* [Work instructions] Retype the whole listing, please, keeping every line exact and dropping the pictures.
---+---
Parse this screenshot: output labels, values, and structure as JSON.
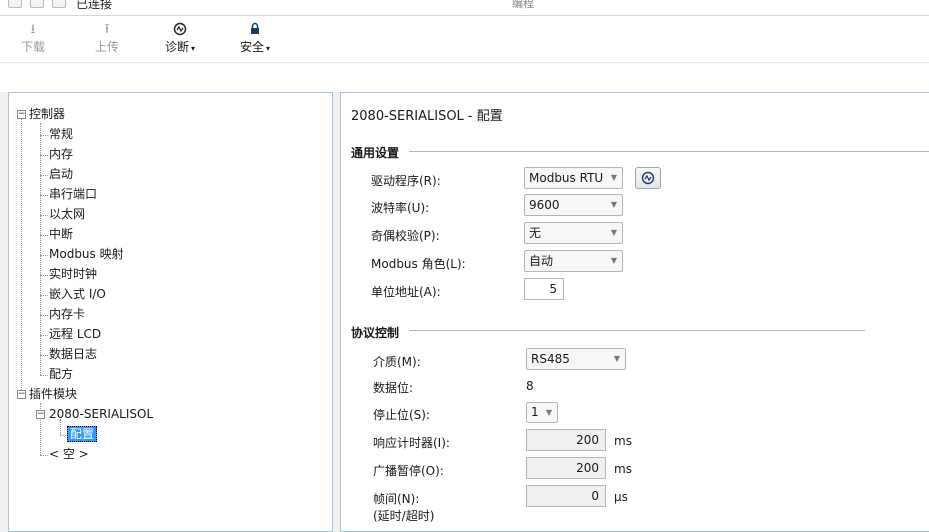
{
  "topbar": {
    "status_text": "已连接",
    "edit_text": "编程"
  },
  "toolbar": {
    "download": {
      "label": "下载",
      "icon": "download-icon"
    },
    "upload": {
      "label": "上传",
      "icon": "upload-icon"
    },
    "diagnose": {
      "label": "诊断",
      "icon": "diagnostics-icon"
    },
    "security": {
      "label": "安全",
      "icon": "lock-icon"
    }
  },
  "tree": {
    "controller": "控制器",
    "items": [
      "常规",
      "内存",
      "启动",
      "串行端口",
      "以太网",
      "中断",
      "Modbus 映射",
      "实时时钟",
      "嵌入式 I/O",
      "内存卡",
      "远程 LCD",
      "数据日志",
      "配方"
    ],
    "plugins": "插件模块",
    "module": "2080-SERIALISOL",
    "config": "配置",
    "empty": "< 空 >"
  },
  "panel": {
    "title": "2080-SERIALISOL - 配置",
    "general": {
      "header": "通用设置",
      "driver_label": "驱动程序(R):",
      "driver_value": "Modbus RTU",
      "baud_label": "波特率(U):",
      "baud_value": "9600",
      "parity_label": "奇偶校验(P):",
      "parity_value": "无",
      "role_label": "Modbus 角色(L):",
      "role_value": "自动",
      "unit_label": "单位地址(A):",
      "unit_value": "5"
    },
    "protocol": {
      "header": "协议控制",
      "medium_label": "介质(M):",
      "medium_value": "RS485",
      "databits_label": "数据位:",
      "databits_value": "8",
      "stopbits_label": "停止位(S):",
      "stopbits_value": "1",
      "resp_label": "响应计时器(I):",
      "resp_value": "200",
      "resp_unit": "ms",
      "bcast_label": "广播暂停(O):",
      "bcast_value": "200",
      "bcast_unit": "ms",
      "frame_label": "帧间(N):",
      "frame_label2": "(延时/超时)",
      "frame_value": "0",
      "frame_unit": "µs"
    }
  }
}
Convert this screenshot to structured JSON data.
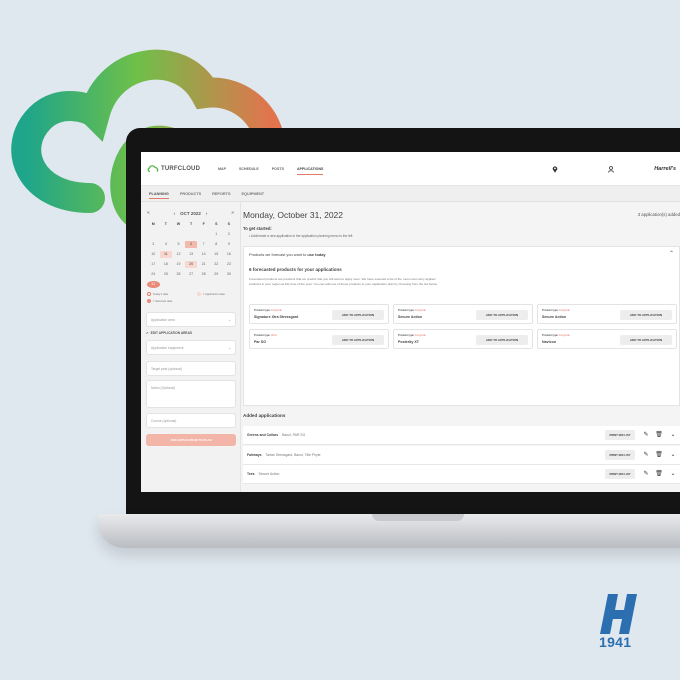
{
  "nav": {
    "brand": "TURFCLOUD",
    "items": [
      "MAP",
      "SCHEDULE",
      "POSTS",
      "APPLICATIONS"
    ],
    "active": "APPLICATIONS",
    "company": "Harrell's"
  },
  "subnav": {
    "items": [
      "PLANNING",
      "PRODUCTS",
      "REPORTS",
      "EQUIPMENT"
    ],
    "active": "PLANNING"
  },
  "calendar": {
    "month_label": "OCT 2022",
    "dow": [
      "M",
      "T",
      "W",
      "T",
      "F",
      "S",
      "S"
    ],
    "weeks": [
      [
        "",
        "",
        "",
        "",
        "",
        "1",
        "2"
      ],
      [
        "3",
        "4",
        "5",
        "6",
        "7",
        "8",
        "9"
      ],
      [
        "10",
        "11",
        "12",
        "13",
        "14",
        "15",
        "16"
      ],
      [
        "17",
        "18",
        "19",
        "20",
        "21",
        "22",
        "23"
      ],
      [
        "24",
        "25",
        "26",
        "27",
        "28",
        "29",
        "30"
      ],
      [
        "31",
        "",
        "",
        "",
        "",
        "",
        ""
      ]
    ],
    "legend_today": "Today's date",
    "legend_app": "= Application date",
    "legend_selected": "= Selected date"
  },
  "form": {
    "application_area_placeholder": "Application area",
    "edit_areas_label": "EDIT APPLICATION AREAS",
    "equipment_placeholder": "Application equipment",
    "target_pest_placeholder": "Target pest (optional)",
    "notes_placeholder": "Notes (Optional)",
    "course_placeholder": "Course (optional)",
    "add_button": "ADD APPLICATION TO PLAN"
  },
  "main": {
    "date_title": "Monday, October 31, 2022",
    "app_count": "3 application(s) added",
    "started_title": "To get started:",
    "started_note": "• Add/create a new application in the application planning menu to the left",
    "forecast_card_title_pre": "Products we forecast you want to ",
    "forecast_card_title_bold": "use today",
    "forecast_heading": "6 forecasted products for your applications",
    "forecast_desc": "Forecasted products are products that we predict that you will want to apply soon. We have selected a list of the most commonly applied products in your region at this time of the year. You can add one of these products to your application plan by choosing from the list below.",
    "add_to_app_label": "ADD TO APPLICATION",
    "products": [
      {
        "type_label": "Product type",
        "type": "Fungicide",
        "name": "Signature Xtra Stressgard"
      },
      {
        "type_label": "Product type",
        "type": "Fungicide",
        "name": "Secure Action"
      },
      {
        "type_label": "Product type",
        "type": "Fungicide",
        "name": "Secure Action"
      },
      {
        "type_label": "Product type",
        "type": "Other",
        "name": "Par SG"
      },
      {
        "type_label": "Product type",
        "type": "Fungicide",
        "name": "Posterity XT"
      },
      {
        "type_label": "Product type",
        "type": "Fungicide",
        "name": "Navicon"
      }
    ],
    "added_title": "Added applications",
    "print_label": "PRINT MIX LIST",
    "applications": [
      {
        "area": "Greens and Collars",
        "products": "Banol, PAR SG"
      },
      {
        "area": "Fairways",
        "products": "Tartan Stressgard, Banol, Title Phyte"
      },
      {
        "area": "Tees",
        "products": "Secure Action"
      }
    ]
  },
  "brand_logo": {
    "year": "1941"
  },
  "colors": {
    "accent": "#e07b6a",
    "background": "#dfe7ef",
    "logo_blue": "#2b6fb0"
  }
}
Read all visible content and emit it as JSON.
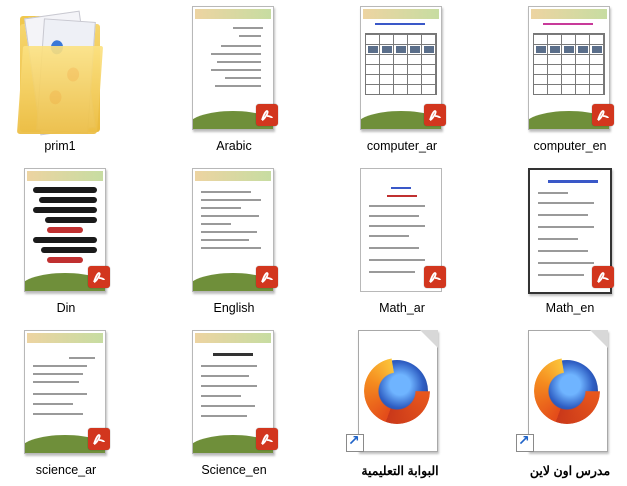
---+---
* [Exercise result]
Parse this screenshot: output labels, values, and structure as JSON.
{
  "topbar": {
    "status_text": "已连接",
    "edit_text": "编程"
  },
  "toolbar": {
    "download": {
      "label": "下载",
      "icon": "download-icon"
    },
    "upload": {
      "label": "上传",
      "icon": "upload-icon"
    },
    "diagnose": {
      "label": "诊断",
      "icon": "diagnostics-icon"
    },
    "security": {
      "label": "安全",
      "icon": "lock-icon"
    }
  },
  "tree": {
    "controller": "控制器",
    "items": [
      "常规",
      "内存",
      "启动",
      "串行端口",
      "以太网",
      "中断",
      "Modbus 映射",
      "实时时钟",
      "嵌入式 I/O",
      "内存卡",
      "远程 LCD",
      "数据日志",
      "配方"
    ],
    "plugins": "插件模块",
    "module": "2080-SERIALISOL",
    "config": "配置",
    "empty": "< 空 >"
  },
  "panel": {
    "title": "2080-SERIALISOL - 配置",
    "general": {
      "header": "通用设置",
      "driver_label": "驱动程序(R):",
      "driver_value": "Modbus RTU",
      "baud_label": "波特率(U):",
      "baud_value": "9600",
      "parity_label": "奇偶校验(P):",
      "parity_value": "无",
      "role_label": "Modbus 角色(L):",
      "role_value": "自动",
      "unit_label": "单位地址(A):",
      "unit_value": "5"
    },
    "protocol": {
      "header": "协议控制",
      "medium_label": "介质(M):",
      "medium_value": "RS485",
      "databits_label": "数据位:",
      "databits_value": "8",
      "stopbits_label": "停止位(S):",
      "stopbits_value": "1",
      "resp_label": "响应计时器(I):",
      "resp_value": "200",
      "resp_unit": "ms",
      "bcast_label": "广播暂停(O):",
      "bcast_value": "200",
      "bcast_unit": "ms",
      "frame_label": "帧间(N):",
      "frame_label2": "(延时/超时)",
      "frame_value": "0",
      "frame_unit": "µs"
    }
  }
}
Convert this screenshot to structured JSON data.
{
  "nav": {
    "brand": "TURFCLOUD",
    "items": [
      "MAP",
      "SCHEDULE",
      "POSTS",
      "APPLICATIONS"
    ],
    "active": "APPLICATIONS",
    "company": "Harrell's"
  },
  "subnav": {
    "items": [
      "PLANNING",
      "PRODUCTS",
      "REPORTS",
      "EQUIPMENT"
    ],
    "active": "PLANNING"
  },
  "calendar": {
    "month_label": "OCT 2022",
    "dow": [
      "M",
      "T",
      "W",
      "T",
      "F",
      "S",
      "S"
    ],
    "weeks": [
      [
        "",
        "",
        "",
        "",
        "",
        "1",
        "2"
      ],
      [
        "3",
        "4",
        "5",
        "6",
        "7",
        "8",
        "9"
      ],
      [
        "10",
        "11",
        "12",
        "13",
        "14",
        "15",
        "16"
      ],
      [
        "17",
        "18",
        "19",
        "20",
        "21",
        "22",
        "23"
      ],
      [
        "24",
        "25",
        "26",
        "27",
        "28",
        "29",
        "30"
      ],
      [
        "31",
        "",
        "",
        "",
        "",
        "",
        ""
      ]
    ],
    "legend_today": "Today's date",
    "legend_app": "= Application date",
    "legend_selected": "= Selected date"
  },
  "form": {
    "application_area_placeholder": "Application area",
    "edit_areas_label": "EDIT APPLICATION AREAS",
    "equipment_placeholder": "Application equipment",
    "target_pest_placeholder": "Target pest (optional)",
    "notes_placeholder": "Notes (Optional)",
    "course_placeholder": "Course (optional)",
    "add_button": "ADD APPLICATION TO PLAN"
  },
  "main": {
    "date_title": "Monday, October 31, 2022",
    "app_count": "3 application(s) added",
    "started_title": "To get started:",
    "started_note": "• Add/create a new application in the application planning menu to the left",
    "forecast_card_title_pre": "Products we forecast you want to ",
    "forecast_card_title_bold": "use today",
    "forecast_heading": "6 forecasted products for your applications",
    "forecast_desc": "Forecasted products are products that we predict that you will want to apply soon. We have selected a list of the most commonly applied products in your region at this time of the year. You can add one of these products to your application plan by choosing from the list below.",
    "add_to_app_label": "ADD TO APPLICATION",
    "products": [
      {
        "type_label": "Product type",
        "type": "Fungicide",
        "name": "Signature Xtra Stressgard"
      },
      {
        "type_label": "Product type",
        "type": "Fungicide",
        "name": "Secure Action"
      },
      {
        "type_label": "Product type",
        "type": "Fungicide",
        "name": "Secure Action"
      },
      {
        "type_label": "Product type",
        "type": "Other",
        "name": "Par SG"
      },
      {
        "type_label": "Product type",
        "type": "Fungicide",
        "name": "Posterity XT"
      },
      {
        "type_label": "Product type",
        "type": "Fungicide",
        "name": "Navicon"
      }
    ],
    "added_title": "Added applications",
    "print_label": "PRINT MIX LIST",
    "applications": [
      {
        "area": "Greens and Collars",
        "products": "Banol, PAR SG"
      },
      {
        "area": "Fairways",
        "products": "Tartan Stressgard, Banol, Title Phyte"
      },
      {
        "area": "Tees",
        "products": "Secure Action"
      }
    ]
  },
  "brand_logo": {
    "year": "1941"
  },
  "colors": {
    "accent": "#e07b6a",
    "background": "#dfe7ef",
    "logo_blue": "#2b6fb0"
  }
}
Read all visible content and emit it as JSON.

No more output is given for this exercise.